» Your goal: Go through the records and show each line where the word "across" occurs.

» Figure record listings:
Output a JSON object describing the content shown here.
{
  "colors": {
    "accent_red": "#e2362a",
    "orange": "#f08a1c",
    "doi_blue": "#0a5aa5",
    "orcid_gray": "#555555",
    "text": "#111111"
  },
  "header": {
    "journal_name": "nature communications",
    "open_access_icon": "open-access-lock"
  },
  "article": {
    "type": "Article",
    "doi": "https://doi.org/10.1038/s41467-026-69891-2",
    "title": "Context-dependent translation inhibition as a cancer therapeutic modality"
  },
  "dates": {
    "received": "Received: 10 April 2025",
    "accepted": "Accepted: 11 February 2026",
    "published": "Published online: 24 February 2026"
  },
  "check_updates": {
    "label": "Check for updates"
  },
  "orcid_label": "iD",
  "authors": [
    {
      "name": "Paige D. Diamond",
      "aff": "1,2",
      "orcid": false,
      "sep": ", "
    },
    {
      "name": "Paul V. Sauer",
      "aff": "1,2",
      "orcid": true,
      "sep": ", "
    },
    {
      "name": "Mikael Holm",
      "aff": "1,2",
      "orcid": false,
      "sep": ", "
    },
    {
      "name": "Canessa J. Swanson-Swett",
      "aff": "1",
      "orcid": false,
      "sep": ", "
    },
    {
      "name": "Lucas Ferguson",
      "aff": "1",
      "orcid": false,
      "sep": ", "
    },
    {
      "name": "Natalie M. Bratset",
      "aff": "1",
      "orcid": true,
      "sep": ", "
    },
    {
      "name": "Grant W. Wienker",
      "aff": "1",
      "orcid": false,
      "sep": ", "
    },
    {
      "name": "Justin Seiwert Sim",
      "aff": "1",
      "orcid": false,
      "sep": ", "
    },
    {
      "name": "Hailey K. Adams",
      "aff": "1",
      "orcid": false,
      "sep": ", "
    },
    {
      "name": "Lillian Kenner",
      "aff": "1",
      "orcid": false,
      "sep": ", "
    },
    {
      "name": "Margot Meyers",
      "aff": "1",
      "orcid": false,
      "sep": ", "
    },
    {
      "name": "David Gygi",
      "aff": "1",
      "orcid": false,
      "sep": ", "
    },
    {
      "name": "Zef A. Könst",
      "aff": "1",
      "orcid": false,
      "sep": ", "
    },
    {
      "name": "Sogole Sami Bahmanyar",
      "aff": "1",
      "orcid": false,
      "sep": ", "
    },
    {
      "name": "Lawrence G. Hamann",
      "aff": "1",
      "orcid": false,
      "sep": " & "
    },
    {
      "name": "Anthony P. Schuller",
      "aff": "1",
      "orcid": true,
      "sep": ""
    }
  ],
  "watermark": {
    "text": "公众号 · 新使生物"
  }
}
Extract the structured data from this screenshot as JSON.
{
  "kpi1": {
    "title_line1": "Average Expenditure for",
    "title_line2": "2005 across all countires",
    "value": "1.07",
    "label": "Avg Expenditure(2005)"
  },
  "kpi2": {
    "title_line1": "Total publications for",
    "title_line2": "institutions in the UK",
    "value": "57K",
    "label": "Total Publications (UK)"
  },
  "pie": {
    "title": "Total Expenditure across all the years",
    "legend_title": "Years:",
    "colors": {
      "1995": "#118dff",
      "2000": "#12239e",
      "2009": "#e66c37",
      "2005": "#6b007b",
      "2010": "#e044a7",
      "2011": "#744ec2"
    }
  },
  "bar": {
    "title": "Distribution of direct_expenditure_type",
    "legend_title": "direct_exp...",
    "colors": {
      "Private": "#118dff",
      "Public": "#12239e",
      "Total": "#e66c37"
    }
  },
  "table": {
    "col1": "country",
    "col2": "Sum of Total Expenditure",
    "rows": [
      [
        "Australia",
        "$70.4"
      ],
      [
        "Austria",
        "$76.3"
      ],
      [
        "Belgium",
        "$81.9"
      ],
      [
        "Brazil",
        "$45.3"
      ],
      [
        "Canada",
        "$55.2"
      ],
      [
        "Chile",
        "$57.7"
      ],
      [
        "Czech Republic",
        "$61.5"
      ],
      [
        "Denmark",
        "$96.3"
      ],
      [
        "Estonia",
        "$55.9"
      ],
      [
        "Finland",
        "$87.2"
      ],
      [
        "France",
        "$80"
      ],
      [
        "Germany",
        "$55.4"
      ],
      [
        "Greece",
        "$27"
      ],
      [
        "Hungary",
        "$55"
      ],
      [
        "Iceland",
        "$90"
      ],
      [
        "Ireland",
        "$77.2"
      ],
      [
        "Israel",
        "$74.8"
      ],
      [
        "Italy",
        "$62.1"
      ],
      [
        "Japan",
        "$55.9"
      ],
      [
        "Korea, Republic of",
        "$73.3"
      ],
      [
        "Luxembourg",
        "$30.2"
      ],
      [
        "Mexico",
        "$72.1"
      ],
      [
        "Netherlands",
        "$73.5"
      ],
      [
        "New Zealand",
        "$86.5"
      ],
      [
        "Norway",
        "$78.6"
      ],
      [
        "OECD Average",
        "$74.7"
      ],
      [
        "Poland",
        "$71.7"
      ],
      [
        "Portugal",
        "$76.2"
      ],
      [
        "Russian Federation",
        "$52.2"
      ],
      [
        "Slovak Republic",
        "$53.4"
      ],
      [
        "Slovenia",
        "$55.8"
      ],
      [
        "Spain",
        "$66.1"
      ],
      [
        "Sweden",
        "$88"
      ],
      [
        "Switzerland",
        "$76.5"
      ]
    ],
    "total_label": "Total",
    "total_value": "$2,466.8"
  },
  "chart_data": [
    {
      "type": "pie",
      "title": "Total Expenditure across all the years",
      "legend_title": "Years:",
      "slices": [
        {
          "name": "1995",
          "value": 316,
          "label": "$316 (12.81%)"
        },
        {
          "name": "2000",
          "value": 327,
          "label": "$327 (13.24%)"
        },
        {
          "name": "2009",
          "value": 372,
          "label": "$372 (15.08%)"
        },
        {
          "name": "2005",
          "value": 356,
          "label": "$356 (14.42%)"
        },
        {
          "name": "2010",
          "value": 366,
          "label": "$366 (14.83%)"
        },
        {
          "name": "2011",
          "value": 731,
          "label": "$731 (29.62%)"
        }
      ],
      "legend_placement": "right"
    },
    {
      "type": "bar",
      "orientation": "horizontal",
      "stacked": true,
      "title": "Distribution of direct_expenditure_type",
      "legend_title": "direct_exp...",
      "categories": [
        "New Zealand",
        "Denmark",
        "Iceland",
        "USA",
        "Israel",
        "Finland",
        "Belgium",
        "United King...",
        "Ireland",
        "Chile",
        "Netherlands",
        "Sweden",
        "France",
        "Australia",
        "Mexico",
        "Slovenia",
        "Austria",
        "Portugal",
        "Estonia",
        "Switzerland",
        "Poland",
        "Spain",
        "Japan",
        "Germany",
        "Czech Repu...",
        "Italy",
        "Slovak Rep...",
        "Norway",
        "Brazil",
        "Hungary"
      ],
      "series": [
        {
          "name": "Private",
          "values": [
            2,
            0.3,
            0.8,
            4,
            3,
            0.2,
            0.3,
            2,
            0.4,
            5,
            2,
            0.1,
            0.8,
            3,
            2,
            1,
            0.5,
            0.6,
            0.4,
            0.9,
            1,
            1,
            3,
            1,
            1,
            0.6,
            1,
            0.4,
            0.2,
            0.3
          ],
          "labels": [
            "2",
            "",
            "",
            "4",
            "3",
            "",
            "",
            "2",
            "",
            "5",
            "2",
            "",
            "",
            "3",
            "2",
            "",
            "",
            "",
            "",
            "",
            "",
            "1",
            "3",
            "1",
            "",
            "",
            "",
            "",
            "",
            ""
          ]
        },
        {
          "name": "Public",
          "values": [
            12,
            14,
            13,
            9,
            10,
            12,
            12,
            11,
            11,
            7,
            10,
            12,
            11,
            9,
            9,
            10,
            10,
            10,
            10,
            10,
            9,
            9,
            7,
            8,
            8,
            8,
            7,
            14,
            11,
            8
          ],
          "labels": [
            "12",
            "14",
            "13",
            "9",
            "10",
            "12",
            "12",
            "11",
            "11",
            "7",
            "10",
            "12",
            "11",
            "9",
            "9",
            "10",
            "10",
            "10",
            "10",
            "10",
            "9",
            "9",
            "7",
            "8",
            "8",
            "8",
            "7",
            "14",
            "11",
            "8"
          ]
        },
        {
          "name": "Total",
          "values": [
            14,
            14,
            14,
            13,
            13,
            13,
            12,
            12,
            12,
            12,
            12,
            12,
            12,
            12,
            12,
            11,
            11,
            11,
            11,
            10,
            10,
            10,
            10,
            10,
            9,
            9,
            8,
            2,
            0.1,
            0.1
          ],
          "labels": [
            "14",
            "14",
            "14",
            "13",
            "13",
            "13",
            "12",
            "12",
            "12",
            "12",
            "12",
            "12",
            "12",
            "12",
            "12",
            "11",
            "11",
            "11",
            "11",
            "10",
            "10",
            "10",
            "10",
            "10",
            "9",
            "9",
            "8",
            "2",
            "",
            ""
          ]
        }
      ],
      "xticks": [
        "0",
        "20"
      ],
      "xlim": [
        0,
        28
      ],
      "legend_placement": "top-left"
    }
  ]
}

» Answer below:
    "title_line2": "2005 across all countires",
    "title": "Total Expenditure across all the years",
      "title": "Total Expenditure across all the years",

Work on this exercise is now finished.